Exercise instructions: From the entries below, gather each line containing the word "Маркировка".

Entries provided:
==========
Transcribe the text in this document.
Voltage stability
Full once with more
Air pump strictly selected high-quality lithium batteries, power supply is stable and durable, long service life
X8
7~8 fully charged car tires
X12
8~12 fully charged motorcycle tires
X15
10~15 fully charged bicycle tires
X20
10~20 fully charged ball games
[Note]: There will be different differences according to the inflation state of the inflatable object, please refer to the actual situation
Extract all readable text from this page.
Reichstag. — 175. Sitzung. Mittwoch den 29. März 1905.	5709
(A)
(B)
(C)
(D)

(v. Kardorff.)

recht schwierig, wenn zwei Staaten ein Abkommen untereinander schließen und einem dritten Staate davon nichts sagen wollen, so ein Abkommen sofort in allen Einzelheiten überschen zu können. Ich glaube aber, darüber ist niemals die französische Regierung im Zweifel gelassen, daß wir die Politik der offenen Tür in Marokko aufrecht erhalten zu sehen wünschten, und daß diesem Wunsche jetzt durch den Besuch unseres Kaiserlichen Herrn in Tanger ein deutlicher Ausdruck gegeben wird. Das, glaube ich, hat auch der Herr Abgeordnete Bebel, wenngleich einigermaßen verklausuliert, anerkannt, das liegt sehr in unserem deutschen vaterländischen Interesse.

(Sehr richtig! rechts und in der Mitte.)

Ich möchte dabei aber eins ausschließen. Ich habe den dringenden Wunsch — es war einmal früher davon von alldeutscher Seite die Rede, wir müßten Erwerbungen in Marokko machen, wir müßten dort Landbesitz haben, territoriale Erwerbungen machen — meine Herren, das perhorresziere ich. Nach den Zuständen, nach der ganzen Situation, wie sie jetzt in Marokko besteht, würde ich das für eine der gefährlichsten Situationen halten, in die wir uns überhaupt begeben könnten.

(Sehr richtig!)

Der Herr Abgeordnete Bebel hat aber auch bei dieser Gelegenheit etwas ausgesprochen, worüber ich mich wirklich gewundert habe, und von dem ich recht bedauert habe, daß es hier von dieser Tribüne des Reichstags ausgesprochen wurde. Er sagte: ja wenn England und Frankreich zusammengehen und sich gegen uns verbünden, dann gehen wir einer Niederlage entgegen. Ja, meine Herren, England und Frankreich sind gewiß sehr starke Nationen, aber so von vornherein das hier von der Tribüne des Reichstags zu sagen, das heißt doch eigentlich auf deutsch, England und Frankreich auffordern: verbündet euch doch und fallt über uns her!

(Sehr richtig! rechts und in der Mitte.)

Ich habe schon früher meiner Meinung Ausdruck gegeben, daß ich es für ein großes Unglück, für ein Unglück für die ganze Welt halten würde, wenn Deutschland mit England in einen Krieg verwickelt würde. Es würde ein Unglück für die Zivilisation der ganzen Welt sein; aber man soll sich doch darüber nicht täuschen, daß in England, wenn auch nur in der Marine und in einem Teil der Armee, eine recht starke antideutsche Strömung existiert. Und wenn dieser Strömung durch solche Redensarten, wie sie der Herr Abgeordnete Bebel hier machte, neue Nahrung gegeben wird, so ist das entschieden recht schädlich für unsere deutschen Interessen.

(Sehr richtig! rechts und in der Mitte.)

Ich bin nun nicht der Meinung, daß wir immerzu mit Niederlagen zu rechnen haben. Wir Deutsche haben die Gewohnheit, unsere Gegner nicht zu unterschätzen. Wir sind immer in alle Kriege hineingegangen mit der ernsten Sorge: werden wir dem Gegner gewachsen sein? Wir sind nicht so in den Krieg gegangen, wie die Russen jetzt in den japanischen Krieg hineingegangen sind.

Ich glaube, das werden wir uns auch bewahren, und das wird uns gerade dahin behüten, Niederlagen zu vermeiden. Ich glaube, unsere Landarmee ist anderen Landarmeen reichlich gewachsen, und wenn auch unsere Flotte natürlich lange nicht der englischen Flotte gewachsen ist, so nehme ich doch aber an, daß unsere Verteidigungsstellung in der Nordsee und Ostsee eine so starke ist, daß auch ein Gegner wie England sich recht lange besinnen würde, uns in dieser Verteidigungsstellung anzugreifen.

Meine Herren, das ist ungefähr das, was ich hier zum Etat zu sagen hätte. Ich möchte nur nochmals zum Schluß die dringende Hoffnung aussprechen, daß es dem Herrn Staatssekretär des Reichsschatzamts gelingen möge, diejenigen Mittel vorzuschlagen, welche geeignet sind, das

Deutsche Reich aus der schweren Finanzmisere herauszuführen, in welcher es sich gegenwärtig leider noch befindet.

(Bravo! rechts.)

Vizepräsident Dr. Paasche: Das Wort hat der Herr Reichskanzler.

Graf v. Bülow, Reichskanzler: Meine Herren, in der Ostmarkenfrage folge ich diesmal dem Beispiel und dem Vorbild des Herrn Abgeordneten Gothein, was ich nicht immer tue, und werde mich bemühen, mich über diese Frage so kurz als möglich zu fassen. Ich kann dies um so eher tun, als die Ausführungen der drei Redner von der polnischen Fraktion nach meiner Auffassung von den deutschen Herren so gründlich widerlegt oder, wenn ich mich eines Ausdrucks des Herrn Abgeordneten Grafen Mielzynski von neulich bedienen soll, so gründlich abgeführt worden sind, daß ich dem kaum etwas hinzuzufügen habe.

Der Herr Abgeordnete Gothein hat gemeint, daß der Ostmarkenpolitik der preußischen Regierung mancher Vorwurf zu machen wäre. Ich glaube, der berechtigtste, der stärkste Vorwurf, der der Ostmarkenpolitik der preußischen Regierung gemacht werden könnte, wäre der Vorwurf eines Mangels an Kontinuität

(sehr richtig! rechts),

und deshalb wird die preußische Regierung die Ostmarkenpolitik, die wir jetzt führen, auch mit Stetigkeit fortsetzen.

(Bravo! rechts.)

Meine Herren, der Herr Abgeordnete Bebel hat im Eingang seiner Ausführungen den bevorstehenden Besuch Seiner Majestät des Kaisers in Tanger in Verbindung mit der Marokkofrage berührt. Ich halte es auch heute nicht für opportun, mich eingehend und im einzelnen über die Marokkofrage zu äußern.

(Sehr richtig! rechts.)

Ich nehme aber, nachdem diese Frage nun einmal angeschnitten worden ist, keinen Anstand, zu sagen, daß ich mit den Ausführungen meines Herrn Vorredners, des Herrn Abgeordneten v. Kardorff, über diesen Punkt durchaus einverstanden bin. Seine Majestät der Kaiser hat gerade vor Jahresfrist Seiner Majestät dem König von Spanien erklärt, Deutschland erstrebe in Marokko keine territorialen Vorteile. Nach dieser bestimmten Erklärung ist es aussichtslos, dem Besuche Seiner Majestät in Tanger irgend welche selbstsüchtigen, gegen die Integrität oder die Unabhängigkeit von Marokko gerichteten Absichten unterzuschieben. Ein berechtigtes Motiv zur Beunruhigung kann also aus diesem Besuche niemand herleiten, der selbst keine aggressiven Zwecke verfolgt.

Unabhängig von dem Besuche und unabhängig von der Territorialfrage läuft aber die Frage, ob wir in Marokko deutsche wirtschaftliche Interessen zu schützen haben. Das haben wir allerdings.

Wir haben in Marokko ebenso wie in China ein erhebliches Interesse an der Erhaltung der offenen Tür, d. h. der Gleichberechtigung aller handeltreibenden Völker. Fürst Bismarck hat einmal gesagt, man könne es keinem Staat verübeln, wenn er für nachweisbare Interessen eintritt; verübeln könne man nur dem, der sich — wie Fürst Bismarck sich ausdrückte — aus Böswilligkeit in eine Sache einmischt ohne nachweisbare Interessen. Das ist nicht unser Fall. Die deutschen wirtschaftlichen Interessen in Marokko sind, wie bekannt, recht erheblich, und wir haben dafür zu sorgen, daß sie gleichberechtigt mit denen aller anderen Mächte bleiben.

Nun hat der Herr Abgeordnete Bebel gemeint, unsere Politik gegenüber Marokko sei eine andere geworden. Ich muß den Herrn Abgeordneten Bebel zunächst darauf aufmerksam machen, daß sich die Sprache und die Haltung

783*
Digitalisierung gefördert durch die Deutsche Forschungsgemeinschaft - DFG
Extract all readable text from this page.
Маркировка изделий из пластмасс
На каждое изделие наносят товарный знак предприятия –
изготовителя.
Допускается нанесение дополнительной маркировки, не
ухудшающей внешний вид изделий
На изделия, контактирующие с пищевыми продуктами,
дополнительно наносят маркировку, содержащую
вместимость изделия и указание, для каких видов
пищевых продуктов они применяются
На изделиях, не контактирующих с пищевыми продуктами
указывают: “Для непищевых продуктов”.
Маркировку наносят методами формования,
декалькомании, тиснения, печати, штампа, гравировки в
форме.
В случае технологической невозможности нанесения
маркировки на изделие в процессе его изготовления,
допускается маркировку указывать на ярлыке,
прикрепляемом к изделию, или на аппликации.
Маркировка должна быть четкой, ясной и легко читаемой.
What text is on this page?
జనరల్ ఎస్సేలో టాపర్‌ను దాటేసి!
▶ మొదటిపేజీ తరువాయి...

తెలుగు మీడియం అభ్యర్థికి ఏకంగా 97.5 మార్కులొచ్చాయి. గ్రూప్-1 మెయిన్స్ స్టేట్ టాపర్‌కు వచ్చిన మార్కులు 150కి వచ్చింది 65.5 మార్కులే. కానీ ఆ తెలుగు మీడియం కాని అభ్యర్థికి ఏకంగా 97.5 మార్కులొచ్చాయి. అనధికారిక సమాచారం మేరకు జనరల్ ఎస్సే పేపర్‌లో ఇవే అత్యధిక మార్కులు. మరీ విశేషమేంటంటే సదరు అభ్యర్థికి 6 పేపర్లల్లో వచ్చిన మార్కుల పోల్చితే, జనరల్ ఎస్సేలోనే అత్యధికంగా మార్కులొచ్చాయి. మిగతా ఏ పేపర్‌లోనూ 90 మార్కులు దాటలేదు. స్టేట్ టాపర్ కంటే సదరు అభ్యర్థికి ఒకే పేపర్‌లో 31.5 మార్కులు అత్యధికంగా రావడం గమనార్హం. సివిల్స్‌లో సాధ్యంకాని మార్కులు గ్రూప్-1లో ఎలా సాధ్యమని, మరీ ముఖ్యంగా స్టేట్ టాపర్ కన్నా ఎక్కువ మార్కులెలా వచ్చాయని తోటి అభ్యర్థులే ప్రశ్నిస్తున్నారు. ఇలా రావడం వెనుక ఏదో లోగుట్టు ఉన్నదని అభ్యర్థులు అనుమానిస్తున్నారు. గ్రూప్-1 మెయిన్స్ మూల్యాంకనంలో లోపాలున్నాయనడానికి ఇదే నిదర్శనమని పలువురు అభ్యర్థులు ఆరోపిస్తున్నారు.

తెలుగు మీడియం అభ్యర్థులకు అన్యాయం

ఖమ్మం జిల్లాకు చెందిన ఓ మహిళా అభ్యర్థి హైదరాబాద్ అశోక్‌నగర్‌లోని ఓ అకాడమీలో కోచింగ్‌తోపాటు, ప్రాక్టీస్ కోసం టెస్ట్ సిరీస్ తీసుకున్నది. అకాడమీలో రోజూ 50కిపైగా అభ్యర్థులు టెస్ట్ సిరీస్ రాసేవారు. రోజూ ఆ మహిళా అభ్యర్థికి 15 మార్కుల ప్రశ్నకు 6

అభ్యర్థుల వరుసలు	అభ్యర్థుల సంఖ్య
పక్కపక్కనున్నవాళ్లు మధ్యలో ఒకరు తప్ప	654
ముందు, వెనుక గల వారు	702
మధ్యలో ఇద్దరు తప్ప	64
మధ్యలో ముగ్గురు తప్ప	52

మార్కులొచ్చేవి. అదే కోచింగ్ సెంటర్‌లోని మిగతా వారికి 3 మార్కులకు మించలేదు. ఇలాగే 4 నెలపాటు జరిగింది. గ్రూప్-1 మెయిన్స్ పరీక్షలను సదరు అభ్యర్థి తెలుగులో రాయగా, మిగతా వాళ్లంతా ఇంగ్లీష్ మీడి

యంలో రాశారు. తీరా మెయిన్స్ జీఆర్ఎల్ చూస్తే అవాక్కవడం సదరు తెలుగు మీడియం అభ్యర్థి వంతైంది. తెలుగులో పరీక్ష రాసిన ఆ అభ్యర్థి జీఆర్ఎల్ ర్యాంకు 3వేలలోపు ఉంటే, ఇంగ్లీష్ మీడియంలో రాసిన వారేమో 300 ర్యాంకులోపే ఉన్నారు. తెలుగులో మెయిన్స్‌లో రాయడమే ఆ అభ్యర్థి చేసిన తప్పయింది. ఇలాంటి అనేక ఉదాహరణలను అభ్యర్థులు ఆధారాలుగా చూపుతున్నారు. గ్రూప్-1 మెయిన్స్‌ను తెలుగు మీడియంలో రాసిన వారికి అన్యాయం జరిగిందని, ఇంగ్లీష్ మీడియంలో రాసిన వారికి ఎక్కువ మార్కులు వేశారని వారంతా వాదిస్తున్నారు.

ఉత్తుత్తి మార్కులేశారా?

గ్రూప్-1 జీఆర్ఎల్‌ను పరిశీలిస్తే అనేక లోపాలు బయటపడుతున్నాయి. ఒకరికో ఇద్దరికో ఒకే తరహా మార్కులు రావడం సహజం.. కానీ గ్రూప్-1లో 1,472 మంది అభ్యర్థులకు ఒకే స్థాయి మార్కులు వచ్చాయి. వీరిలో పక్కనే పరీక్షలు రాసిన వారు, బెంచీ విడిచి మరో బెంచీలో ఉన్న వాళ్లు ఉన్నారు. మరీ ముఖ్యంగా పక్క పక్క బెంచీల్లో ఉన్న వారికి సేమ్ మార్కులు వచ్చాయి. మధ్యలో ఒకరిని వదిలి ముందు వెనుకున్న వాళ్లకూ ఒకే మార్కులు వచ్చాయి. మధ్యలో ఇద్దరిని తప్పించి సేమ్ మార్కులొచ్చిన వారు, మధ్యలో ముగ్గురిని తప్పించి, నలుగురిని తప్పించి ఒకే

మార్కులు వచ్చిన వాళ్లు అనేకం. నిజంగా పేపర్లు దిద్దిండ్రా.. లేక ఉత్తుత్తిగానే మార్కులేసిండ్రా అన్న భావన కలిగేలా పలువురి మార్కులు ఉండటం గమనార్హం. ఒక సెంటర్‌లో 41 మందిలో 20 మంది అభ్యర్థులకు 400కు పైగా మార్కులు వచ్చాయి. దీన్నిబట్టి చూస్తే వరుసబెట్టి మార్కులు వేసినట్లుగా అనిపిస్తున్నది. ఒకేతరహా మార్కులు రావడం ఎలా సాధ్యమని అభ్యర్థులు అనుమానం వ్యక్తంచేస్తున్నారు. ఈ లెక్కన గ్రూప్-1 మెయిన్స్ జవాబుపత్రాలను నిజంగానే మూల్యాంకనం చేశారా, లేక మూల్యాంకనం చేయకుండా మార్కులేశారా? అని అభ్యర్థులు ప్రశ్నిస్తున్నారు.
==========
Expected answer:
Маркировка изделий из пластмасс
Маркировка должна быть четкой, ясной и легко читаемой.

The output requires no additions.